Stored data entries
⟨

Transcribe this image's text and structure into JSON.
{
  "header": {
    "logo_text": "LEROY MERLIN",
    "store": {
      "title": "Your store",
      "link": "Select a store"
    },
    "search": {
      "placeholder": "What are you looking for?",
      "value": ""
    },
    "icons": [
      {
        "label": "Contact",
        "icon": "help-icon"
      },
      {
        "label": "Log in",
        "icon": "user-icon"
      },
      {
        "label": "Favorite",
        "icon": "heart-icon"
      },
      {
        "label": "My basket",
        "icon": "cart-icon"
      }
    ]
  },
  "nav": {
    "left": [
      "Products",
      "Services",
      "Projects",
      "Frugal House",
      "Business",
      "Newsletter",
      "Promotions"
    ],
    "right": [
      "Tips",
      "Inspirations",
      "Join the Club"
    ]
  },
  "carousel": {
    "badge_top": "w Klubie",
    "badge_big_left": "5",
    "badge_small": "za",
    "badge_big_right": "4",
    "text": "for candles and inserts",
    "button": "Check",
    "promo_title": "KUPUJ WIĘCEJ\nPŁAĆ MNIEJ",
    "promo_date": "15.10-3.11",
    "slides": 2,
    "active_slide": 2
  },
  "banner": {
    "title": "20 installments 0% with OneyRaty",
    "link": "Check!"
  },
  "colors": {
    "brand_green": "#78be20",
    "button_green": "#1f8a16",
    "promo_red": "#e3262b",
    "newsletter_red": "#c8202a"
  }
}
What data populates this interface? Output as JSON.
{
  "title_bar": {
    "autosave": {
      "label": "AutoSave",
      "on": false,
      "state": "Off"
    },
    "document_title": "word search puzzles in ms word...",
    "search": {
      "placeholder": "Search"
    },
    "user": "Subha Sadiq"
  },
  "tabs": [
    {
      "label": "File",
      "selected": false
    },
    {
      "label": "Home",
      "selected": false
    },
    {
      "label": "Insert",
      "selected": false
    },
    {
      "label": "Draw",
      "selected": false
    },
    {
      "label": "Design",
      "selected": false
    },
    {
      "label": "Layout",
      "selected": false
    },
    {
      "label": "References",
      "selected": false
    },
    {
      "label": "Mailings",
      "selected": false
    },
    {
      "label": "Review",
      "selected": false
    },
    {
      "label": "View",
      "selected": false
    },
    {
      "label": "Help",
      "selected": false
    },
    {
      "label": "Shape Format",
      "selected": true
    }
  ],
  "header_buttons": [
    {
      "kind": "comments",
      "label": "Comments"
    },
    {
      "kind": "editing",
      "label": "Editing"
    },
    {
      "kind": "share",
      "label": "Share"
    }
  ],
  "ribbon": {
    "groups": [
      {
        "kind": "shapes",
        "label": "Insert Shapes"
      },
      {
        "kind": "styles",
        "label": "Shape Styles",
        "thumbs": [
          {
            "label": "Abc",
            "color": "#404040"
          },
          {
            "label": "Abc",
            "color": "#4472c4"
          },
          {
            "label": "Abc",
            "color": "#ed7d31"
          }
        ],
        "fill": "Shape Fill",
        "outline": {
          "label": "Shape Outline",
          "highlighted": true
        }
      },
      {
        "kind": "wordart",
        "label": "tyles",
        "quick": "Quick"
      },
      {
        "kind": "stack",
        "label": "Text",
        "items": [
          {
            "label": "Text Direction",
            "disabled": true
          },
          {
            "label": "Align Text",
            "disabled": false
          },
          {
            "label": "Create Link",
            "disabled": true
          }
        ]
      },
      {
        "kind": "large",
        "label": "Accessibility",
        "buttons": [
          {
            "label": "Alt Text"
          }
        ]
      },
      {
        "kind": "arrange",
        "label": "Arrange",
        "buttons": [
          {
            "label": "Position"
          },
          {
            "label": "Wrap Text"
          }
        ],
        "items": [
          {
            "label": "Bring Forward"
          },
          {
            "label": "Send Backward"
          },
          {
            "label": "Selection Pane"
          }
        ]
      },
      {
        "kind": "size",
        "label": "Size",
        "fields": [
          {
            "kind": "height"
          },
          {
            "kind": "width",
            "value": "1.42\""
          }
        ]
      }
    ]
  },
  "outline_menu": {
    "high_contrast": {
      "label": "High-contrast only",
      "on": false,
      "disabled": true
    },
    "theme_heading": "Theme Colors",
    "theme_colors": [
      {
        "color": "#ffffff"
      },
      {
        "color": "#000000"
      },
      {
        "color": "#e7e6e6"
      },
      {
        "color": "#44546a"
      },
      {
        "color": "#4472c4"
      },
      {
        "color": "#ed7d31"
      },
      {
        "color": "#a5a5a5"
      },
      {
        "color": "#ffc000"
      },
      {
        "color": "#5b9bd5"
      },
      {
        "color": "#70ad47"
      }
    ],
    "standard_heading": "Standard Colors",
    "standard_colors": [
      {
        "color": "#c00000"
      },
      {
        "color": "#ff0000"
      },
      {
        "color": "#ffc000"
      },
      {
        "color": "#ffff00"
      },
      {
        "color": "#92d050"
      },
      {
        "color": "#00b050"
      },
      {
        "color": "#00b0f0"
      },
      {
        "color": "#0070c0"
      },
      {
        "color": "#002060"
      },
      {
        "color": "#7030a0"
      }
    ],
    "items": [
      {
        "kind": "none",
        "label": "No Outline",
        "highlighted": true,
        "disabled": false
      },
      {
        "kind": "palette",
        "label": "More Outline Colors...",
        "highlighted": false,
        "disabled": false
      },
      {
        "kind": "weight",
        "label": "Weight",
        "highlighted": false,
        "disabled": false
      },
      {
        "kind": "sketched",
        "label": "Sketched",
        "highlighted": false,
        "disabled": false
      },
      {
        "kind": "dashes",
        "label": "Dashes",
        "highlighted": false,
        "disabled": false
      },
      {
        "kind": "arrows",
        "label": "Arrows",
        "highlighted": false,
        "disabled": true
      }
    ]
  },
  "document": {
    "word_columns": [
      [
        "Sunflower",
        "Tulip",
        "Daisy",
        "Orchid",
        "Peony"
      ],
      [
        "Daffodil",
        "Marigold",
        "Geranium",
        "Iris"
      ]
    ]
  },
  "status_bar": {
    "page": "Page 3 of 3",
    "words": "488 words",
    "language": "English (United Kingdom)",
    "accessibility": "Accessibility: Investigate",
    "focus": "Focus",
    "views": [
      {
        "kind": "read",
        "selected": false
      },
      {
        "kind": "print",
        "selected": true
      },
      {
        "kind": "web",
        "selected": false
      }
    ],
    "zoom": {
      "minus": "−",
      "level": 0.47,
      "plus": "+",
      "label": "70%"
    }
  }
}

⟩

◆ The request ◆
In the records above, tally the lines where the word "JSON" appears, and give the number and nothing else.

◆ Complete output ◆
2